>> Start SOURCE DATA
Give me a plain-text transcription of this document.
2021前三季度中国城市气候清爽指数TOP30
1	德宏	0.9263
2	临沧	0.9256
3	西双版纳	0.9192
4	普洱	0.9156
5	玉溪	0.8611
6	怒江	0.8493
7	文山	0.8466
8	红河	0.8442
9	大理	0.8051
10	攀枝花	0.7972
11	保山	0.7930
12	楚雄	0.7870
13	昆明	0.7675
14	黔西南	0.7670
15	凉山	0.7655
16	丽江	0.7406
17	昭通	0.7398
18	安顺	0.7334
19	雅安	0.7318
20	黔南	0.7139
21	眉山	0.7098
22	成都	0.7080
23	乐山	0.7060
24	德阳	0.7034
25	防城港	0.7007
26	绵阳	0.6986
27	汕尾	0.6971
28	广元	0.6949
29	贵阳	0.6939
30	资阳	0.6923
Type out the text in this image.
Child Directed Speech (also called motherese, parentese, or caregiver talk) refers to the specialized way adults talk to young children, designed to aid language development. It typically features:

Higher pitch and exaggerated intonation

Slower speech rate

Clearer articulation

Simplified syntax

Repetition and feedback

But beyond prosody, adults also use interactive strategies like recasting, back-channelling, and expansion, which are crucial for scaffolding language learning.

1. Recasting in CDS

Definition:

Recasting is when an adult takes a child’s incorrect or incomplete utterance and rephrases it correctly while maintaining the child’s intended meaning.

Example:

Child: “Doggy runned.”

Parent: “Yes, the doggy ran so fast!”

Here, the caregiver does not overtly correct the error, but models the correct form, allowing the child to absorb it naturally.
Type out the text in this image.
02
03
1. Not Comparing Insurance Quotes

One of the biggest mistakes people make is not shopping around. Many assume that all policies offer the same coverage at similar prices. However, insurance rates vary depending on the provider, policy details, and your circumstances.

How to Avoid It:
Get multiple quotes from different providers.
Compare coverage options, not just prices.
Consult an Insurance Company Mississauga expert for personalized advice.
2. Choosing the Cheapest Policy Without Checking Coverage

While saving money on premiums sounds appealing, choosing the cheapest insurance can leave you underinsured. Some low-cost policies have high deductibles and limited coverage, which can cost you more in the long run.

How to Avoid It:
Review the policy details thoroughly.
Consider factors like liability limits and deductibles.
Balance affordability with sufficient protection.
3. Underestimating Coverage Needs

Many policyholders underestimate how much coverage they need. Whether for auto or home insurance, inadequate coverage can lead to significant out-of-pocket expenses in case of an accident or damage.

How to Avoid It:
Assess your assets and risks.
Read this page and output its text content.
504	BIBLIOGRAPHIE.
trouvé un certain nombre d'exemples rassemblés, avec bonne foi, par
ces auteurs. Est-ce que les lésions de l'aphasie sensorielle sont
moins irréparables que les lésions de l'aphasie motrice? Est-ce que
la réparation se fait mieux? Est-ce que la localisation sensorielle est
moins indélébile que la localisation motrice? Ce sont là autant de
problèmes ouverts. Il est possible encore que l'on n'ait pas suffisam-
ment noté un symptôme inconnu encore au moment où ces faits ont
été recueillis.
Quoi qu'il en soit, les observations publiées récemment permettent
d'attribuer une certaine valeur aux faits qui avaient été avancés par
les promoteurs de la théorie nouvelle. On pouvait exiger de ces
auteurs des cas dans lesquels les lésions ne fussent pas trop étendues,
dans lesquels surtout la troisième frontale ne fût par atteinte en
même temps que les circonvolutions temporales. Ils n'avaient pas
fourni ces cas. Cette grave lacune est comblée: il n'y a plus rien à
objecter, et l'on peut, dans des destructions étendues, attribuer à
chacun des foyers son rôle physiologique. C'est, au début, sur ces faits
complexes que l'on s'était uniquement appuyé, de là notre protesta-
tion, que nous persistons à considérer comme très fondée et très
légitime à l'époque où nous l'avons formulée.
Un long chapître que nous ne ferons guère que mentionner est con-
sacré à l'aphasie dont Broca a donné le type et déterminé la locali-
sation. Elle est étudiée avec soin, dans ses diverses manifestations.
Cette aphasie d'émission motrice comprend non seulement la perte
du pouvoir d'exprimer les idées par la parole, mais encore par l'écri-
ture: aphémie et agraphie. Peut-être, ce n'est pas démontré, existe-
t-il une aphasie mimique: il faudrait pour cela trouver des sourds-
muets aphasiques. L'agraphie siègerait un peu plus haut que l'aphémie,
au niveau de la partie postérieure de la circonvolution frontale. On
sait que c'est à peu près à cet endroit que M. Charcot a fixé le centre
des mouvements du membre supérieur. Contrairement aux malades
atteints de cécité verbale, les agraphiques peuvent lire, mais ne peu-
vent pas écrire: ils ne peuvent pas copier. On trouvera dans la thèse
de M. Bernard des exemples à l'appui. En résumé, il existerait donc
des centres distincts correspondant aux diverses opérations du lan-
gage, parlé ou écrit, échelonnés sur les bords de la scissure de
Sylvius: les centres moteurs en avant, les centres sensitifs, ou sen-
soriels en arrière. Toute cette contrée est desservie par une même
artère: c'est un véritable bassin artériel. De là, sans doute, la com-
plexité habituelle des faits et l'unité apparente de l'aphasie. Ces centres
>> End SOURCE DATA
DESCRIPTION OF THE TASK: Check each line of the listing above for the string "deductibles", then report only how many lines have it.

WORKED SOLUTION: 2